**Exercise goal**
Wherever the word "invoeding" turns up in a line of the entries, copy that line.

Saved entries
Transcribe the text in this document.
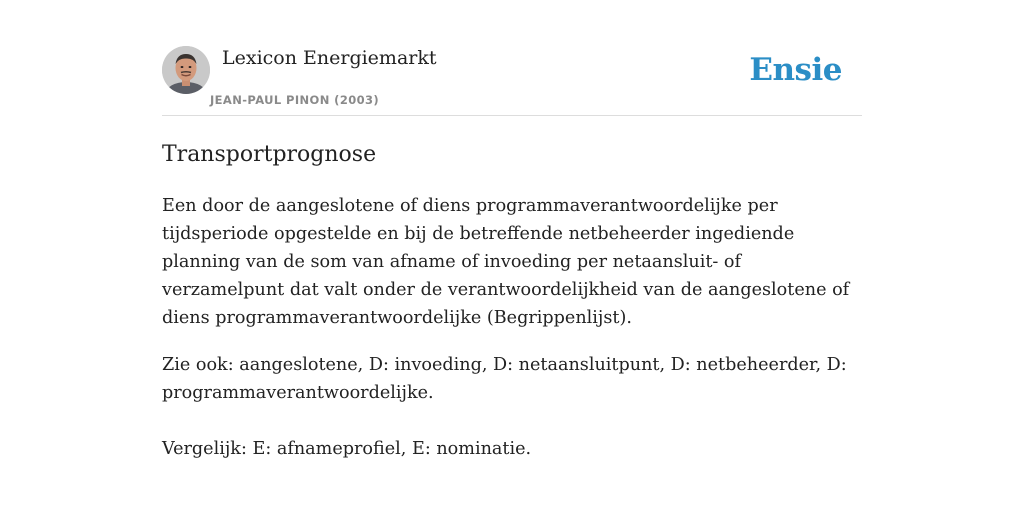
Lexicon Energiemarkt
JEAN-PAUL PINON (2003)
Ensie
Transportprognose

Een door de aangeslotene of diens programmaverantwoordelijke per tijdsperiode opgestelde en bij de betreffende netbeheerder ingediende planning van de som van afname of invoeding per netaansluit- of verzamelpunt dat valt onder de verantwoordelijkheid van de aangeslotene of diens programmaverantwoordelijke (Begrippenlijst).

Zie ook: aangeslotene, D: invoeding, D: netaansluitpunt, D: netbeheerder, D: programmaverantwoordelijke.

Vergelijk: E: afnameprofiel, E: nominatie.
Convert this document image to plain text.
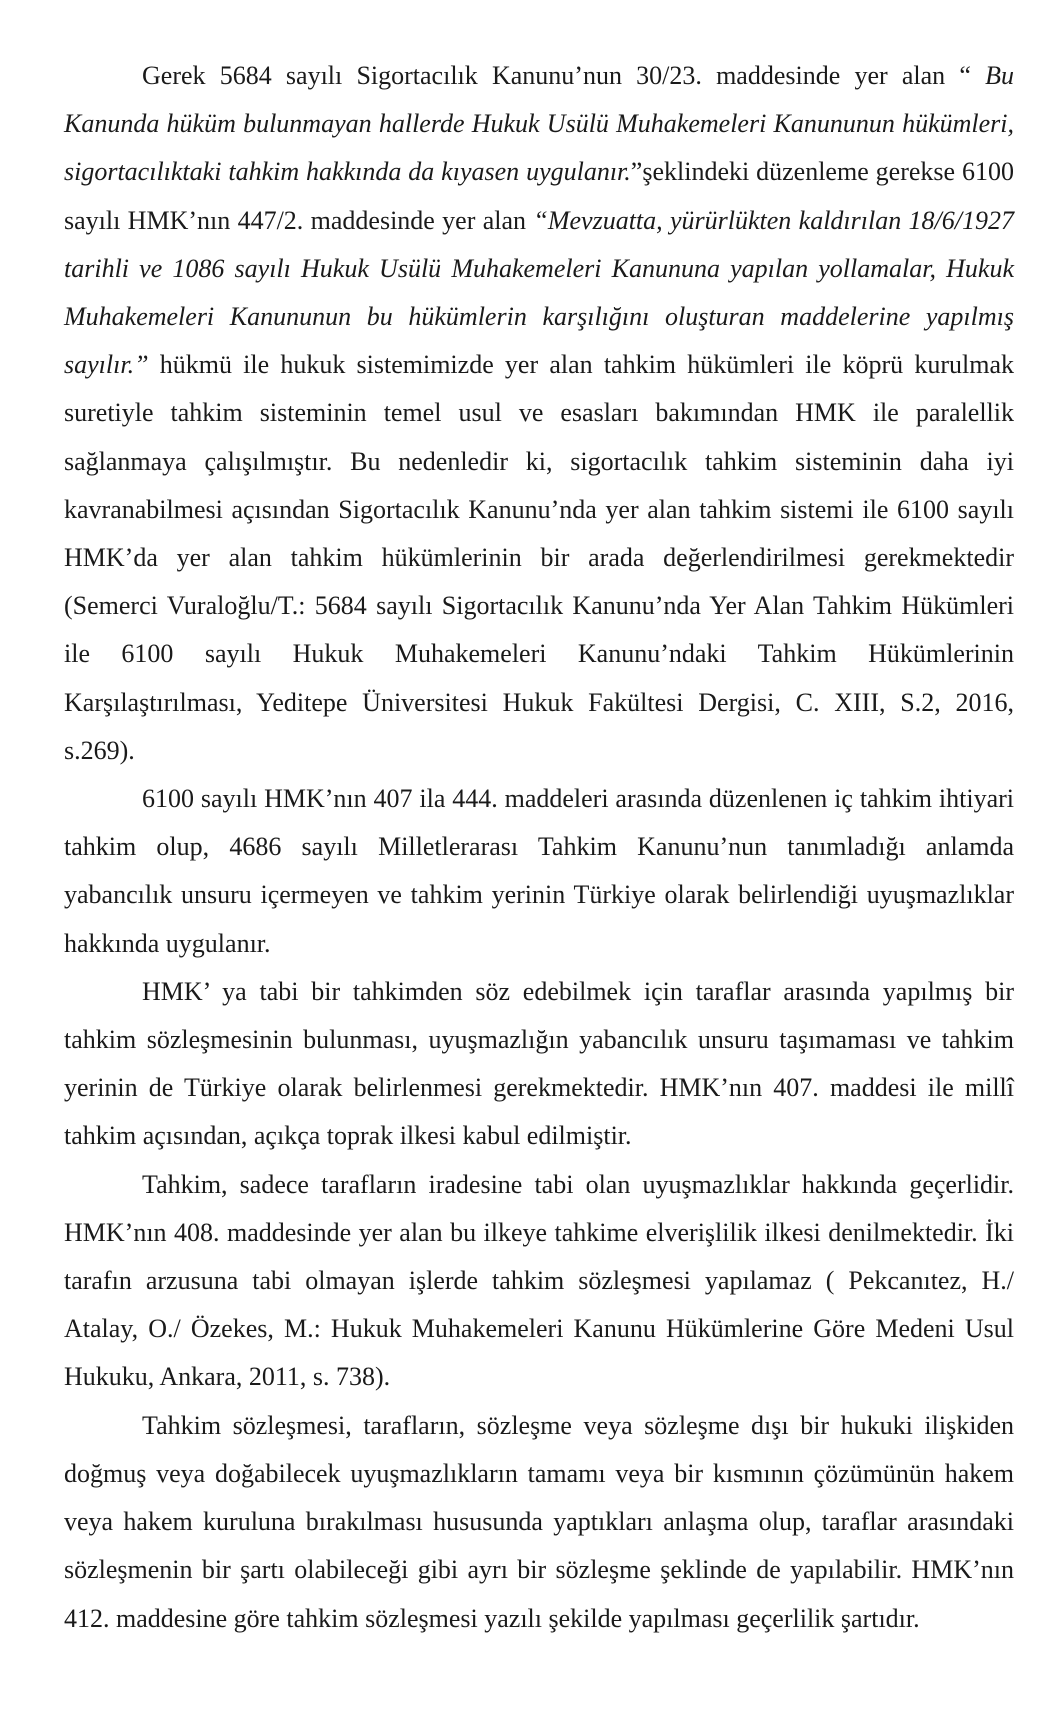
Gerek 5684 sayılı Sigortacılık Kanunu’nun 30/23. maddesinde yer alan “ Bu Kanunda hüküm bulunmayan hallerde Hukuk Usülü Muhakemeleri Kanununun hükümleri, sigortacılıktaki tahkim hakkında da kıyasen uygulanır.”şeklindeki düzenleme gerekse 6100 sayılı HMK’nın 447/2. maddesinde yer alan “Mevzuatta, yürürlükten kaldırılan 18/6/1927 tarihli ve 1086 sayılı Hukuk Usülü Muhakemeleri Kanununa yapılan yollamalar, Hukuk Muhakemeleri Kanununun bu hükümlerin karşılığını oluşturan maddelerine yapılmış sayılır.” hükmü ile hukuk sistemimizde yer alan tahkim hükümleri ile köprü kurulmak suretiyle tahkim sisteminin temel usul ve esasları bakımından HMK ile paralellik sağlanmaya çalışılmıştır. Bu nedenledir ki, sigortacılık tahkim sisteminin daha iyi kavranabilmesi açısından Sigortacılık Kanunu’nda yer alan tahkim sistemi ile 6100 sayılı HMK’da yer alan tahkim hükümlerinin bir arada değerlendirilmesi gerekmektedir (Semerci Vuraloğlu/T.: 5684 sayılı Sigortacılık Kanunu’nda Yer Alan Tahkim Hükümleri ile 6100 sayılı Hukuk Muhakemeleri Kanunu’ndaki Tahkim Hükümlerinin Karşılaştırılması, Yeditepe Üniversitesi Hukuk Fakültesi Dergisi, C. XIII, S.2, 2016, s.269).

6100 sayılı HMK’nın 407 ila 444. maddeleri arasında düzenlenen iç tahkim ihtiyari tahkim olup, 4686 sayılı Milletlerarası Tahkim Kanunu’nun tanımladığı anlamda yabancılık unsuru içermeyen ve tahkim yerinin Türkiye olarak belirlendiği uyuşmazlıklar hakkında uygulanır.

HMK’ ya tabi bir tahkimden söz edebilmek için taraflar arasında yapılmış bir tahkim sözleşmesinin bulunması, uyuşmazlığın yabancılık unsuru taşımaması ve tahkim yerinin de Türkiye olarak belirlenmesi gerekmektedir. HMK’nın 407. maddesi ile millî tahkim açısından, açıkça toprak ilkesi kabul edilmiştir.

Tahkim, sadece tarafların iradesine tabi olan uyuşmazlıklar hakkında geçerlidir. HMK’nın 408. maddesinde yer alan bu ilkeye tahkime elverişlilik ilkesi denilmektedir. İki tarafın arzusuna tabi olmayan işlerde tahkim sözleşmesi yapılamaz ( Pekcanıtez, H./ Atalay, O./ Özekes, M.: Hukuk Muhakemeleri Kanunu Hükümlerine Göre Medeni Usul Hukuku, Ankara, 2011, s. 738).

Tahkim sözleşmesi, tarafların, sözleşme veya sözleşme dışı bir hukuki ilişkiden doğmuş veya doğabilecek uyuşmazlıkların tamamı veya bir kısmının çözümünün hakem veya hakem kuruluna bırakılması hususunda yaptıkları anlaşma olup, taraflar arasındaki sözleşmenin bir şartı olabileceği gibi ayrı bir sözleşme şeklinde de yapılabilir. HMK’nın 412. maddesine göre tahkim sözleşmesi yazılı şekilde yapılması geçerlilik şartıdır.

**Final result**
Een door de aangeslotene of diens programmaverantwoordelijke per tijdsperiode opgestelde en bij de betreffende netbeheerder ingediende planning van de som van afname of invoeding per netaansluit- of verzamelpunt dat valt onder de verantwoordelijkheid van de aangeslotene of diens programmaverantwoordelijke (Begrippenlijst).
Zie ook: aangeslotene, D: invoeding, D: netaansluitpunt, D: netbeheerder, D: programmaverantwoordelijke.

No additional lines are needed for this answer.